## begin

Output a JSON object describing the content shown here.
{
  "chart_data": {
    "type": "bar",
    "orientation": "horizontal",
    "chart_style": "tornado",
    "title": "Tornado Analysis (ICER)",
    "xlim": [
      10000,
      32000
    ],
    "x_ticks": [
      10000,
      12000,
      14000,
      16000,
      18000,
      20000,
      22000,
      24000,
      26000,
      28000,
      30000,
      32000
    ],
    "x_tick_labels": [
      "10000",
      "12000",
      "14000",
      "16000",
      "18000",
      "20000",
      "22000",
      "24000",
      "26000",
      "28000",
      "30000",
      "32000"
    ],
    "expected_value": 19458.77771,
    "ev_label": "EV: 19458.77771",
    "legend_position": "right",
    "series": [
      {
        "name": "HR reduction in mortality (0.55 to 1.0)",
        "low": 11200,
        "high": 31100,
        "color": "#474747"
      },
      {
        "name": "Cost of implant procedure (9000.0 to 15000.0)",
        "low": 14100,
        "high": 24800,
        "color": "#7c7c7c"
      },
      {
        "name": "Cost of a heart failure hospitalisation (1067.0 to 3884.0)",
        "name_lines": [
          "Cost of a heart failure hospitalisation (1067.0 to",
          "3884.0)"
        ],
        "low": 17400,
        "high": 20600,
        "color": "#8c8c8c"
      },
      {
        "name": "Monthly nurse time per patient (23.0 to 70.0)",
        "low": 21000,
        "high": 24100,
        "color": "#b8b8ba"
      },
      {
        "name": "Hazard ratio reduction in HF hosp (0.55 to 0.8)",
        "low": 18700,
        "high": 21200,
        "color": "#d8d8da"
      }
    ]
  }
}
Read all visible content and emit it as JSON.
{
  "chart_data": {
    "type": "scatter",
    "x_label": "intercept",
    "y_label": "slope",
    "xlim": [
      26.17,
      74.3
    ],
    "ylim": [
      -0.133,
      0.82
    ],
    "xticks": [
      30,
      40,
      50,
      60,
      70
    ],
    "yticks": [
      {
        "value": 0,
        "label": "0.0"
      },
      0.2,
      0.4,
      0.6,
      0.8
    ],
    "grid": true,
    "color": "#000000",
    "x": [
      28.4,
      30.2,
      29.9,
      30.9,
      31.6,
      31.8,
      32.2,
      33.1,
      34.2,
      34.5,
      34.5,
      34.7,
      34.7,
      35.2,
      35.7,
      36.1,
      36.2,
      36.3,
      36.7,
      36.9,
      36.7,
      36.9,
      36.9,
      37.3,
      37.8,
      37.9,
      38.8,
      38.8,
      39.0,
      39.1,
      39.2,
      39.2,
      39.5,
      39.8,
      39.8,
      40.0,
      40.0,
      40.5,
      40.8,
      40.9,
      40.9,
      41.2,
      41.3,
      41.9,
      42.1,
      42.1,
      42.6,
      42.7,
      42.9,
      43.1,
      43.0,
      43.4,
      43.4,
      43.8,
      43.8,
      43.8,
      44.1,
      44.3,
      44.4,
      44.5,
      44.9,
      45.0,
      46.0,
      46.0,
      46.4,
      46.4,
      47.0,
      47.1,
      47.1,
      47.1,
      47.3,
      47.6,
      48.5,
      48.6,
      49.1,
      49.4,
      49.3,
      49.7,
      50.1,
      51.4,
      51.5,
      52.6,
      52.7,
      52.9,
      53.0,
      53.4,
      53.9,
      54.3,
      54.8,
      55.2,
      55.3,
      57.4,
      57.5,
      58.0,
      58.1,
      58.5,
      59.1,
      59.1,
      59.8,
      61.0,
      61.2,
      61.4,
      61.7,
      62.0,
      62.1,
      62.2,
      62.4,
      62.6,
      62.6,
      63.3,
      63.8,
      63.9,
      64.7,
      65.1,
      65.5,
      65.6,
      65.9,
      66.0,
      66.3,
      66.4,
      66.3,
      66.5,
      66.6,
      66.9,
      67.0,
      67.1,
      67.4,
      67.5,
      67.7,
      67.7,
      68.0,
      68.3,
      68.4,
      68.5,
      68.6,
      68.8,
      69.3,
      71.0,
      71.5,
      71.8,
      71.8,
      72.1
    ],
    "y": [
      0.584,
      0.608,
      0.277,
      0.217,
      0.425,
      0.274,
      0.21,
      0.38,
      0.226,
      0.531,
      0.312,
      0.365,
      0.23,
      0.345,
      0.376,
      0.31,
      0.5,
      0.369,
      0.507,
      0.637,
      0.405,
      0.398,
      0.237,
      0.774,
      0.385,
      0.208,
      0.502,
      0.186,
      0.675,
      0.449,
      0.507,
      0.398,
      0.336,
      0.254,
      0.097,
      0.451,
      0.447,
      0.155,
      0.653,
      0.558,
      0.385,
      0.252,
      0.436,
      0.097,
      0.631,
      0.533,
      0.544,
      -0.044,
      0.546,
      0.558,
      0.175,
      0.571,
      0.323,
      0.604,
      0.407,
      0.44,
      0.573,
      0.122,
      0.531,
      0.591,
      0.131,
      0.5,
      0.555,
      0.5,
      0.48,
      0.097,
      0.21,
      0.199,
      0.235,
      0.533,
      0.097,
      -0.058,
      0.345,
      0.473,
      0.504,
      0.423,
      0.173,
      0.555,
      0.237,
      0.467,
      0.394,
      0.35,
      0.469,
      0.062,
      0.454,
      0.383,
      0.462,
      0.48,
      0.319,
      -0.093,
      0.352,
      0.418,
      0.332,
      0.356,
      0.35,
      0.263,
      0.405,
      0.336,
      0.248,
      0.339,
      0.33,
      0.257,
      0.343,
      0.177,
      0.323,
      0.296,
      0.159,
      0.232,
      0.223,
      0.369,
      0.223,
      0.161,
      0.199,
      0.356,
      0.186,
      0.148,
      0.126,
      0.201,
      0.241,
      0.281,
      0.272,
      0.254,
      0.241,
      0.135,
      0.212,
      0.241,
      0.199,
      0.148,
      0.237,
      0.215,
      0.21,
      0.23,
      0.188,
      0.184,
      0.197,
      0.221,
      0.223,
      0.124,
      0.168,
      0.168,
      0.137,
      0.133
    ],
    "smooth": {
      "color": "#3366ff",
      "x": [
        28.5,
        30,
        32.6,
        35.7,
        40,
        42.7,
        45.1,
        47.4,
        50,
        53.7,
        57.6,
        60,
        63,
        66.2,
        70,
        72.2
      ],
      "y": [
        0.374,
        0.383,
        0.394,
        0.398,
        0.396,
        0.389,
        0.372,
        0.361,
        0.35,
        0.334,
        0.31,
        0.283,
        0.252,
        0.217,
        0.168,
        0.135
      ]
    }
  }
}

## end

Print the listing above in full, exactly as it is.

Output for this exercise ::
Output a JSON object describing the content shown here.
{
  "chart_data": {
    "type": "bar",
    "orientation": "horizontal",
    "chart_style": "tornado",
    "title": "Tornado Analysis (ICER)",
    "xlim": [
      10000,
      32000
    ],
    "x_ticks": [
      10000,
      12000,
      14000,
      16000,
      18000,
      20000,
      22000,
      24000,
      26000,
      28000,
      30000,
      32000
    ],
    "x_tick_labels": [
      "10000",
      "12000",
      "14000",
      "16000",
      "18000",
      "20000",
      "22000",
      "24000",
      "26000",
      "28000",
      "30000",
      "32000"
    ],
    "expected_value": 19458.77771,
    "ev_label": "EV: 19458.77771",
    "legend_position": "right",
    "series": [
      {
        "name": "HR reduction in mortality (0.55 to 1.0)",
        "low": 11200,
        "high": 31100,
        "color": "#474747"
      },
      {
        "name": "Cost of implant procedure (9000.0 to 15000.0)",
        "low": 14100,
        "high": 24800,
        "color": "#7c7c7c"
      },
      {
        "name": "Cost of a heart failure hospitalisation (1067.0 to 3884.0)",
        "name_lines": [
          "Cost of a heart failure hospitalisation (1067.0 to",
          "3884.0)"
        ],
        "low": 17400,
        "high": 20600,
        "color": "#8c8c8c"
      },
      {
        "name": "Monthly nurse time per patient (23.0 to 70.0)",
        "low": 21000,
        "high": 24100,
        "color": "#b8b8ba"
      },
      {
        "name": "Hazard ratio reduction in HF hosp (0.55 to 0.8)",
        "low": 18700,
        "high": 21200,
        "color": "#d8d8da"
      }
    ]
  }
}
Read all visible content and emit it as JSON.
{
  "chart_data": {
    "type": "scatter",
    "x_label": "intercept",
    "y_label": "slope",
    "xlim": [
      26.17,
      74.3
    ],
    "ylim": [
      -0.133,
      0.82
    ],
    "xticks": [
      30,
      40,
      50,
      60,
      70
    ],
    "yticks": [
      {
        "value": 0,
        "label": "0.0"
      },
      0.2,
      0.4,
      0.6,
      0.8
    ],
    "grid": true,
    "color": "#000000",
    "x": [
      28.4,
      30.2,
      29.9,
      30.9,
      31.6,
      31.8,
      32.2,
      33.1,
      34.2,
      34.5,
      34.5,
      34.7,
      34.7,
      35.2,
      35.7,
      36.1,
      36.2,
      36.3,
      36.7,
      36.9,
      36.7,
      36.9,
      36.9,
      37.3,
      37.8,
      37.9,
      38.8,
      38.8,
      39.0,
      39.1,
      39.2,
      39.2,
      39.5,
      39.8,
      39.8,
      40.0,
      40.0,
      40.5,
      40.8,
      40.9,
      40.9,
      41.2,
      41.3,
      41.9,
      42.1,
      42.1,
      42.6,
      42.7,
      42.9,
      43.1,
      43.0,
      43.4,
      43.4,
      43.8,
      43.8,
      43.8,
      44.1,
      44.3,
      44.4,
      44.5,
      44.9,
      45.0,
      46.0,
      46.0,
      46.4,
      46.4,
      47.0,
      47.1,
      47.1,
      47.1,
      47.3,
      47.6,
      48.5,
      48.6,
      49.1,
      49.4,
      49.3,
      49.7,
      50.1,
      51.4,
      51.5,
      52.6,
      52.7,
      52.9,
      53.0,
      53.4,
      53.9,
      54.3,
      54.8,
      55.2,
      55.3,
      57.4,
      57.5,
      58.0,
      58.1,
      58.5,
      59.1,
      59.1,
      59.8,
      61.0,
      61.2,
      61.4,
      61.7,
      62.0,
      62.1,
      62.2,
      62.4,
      62.6,
      62.6,
      63.3,
      63.8,
      63.9,
      64.7,
      65.1,
      65.5,
      65.6,
      65.9,
      66.0,
      66.3,
      66.4,
      66.3,
      66.5,
      66.6,
      66.9,
      67.0,
      67.1,
      67.4,
      67.5,
      67.7,
      67.7,
      68.0,
      68.3,
      68.4,
      68.5,
      68.6,
      68.8,
      69.3,
      71.0,
      71.5,
      71.8,
      71.8,
      72.1
    ],
    "y": [
      0.584,
      0.608,
      0.277,
      0.217,
      0.425,
      0.274,
      0.21,
      0.38,
      0.226,
      0.531,
      0.312,
      0.365,
      0.23,
      0.345,
      0.376,
      0.31,
      0.5,
      0.369,
      0.507,
      0.637,
      0.405,
      0.398,
      0.237,
      0.774,
      0.385,
      0.208,
      0.502,
      0.186,
      0.675,
      0.449,
      0.507,
      0.398,
      0.336,
      0.254,
      0.097,
      0.451,
      0.447,
      0.155,
      0.653,
      0.558,
      0.385,
      0.252,
      0.436,
      0.097,
      0.631,
      0.533,
      0.544,
      -0.044,
      0.546,
      0.558,
      0.175,
      0.571,
      0.323,
      0.604,
      0.407,
      0.44,
      0.573,
      0.122,
      0.531,
      0.591,
      0.131,
      0.5,
      0.555,
      0.5,
      0.48,
      0.097,
      0.21,
      0.199,
      0.235,
      0.533,
      0.097,
      -0.058,
      0.345,
      0.473,
      0.504,
      0.423,
      0.173,
      0.555,
      0.237,
      0.467,
      0.394,
      0.35,
      0.469,
      0.062,
      0.454,
      0.383,
      0.462,
      0.48,
      0.319,
      -0.093,
      0.352,
      0.418,
      0.332,
      0.356,
      0.35,
      0.263,
      0.405,
      0.336,
      0.248,
      0.339,
      0.33,
      0.257,
      0.343,
      0.177,
      0.323,
      0.296,
      0.159,
      0.232,
      0.223,
      0.369,
      0.223,
      0.161,
      0.199,
      0.356,
      0.186,
      0.148,
      0.126,
      0.201,
      0.241,
      0.281,
      0.272,
      0.254,
      0.241,
      0.135,
      0.212,
      0.241,
      0.199,
      0.148,
      0.237,
      0.215,
      0.21,
      0.23,
      0.188,
      0.184,
      0.197,
      0.221,
      0.223,
      0.124,
      0.168,
      0.168,
      0.137,
      0.133
    ],
    "smooth": {
      "color": "#3366ff",
      "x": [
        28.5,
        30,
        32.6,
        35.7,
        40,
        42.7,
        45.1,
        47.4,
        50,
        53.7,
        57.6,
        60,
        63,
        66.2,
        70,
        72.2
      ],
      "y": [
        0.374,
        0.383,
        0.394,
        0.398,
        0.396,
        0.389,
        0.372,
        0.361,
        0.35,
        0.334,
        0.31,
        0.283,
        0.252,
        0.217,
        0.168,
        0.135
      ]
    }
  }
}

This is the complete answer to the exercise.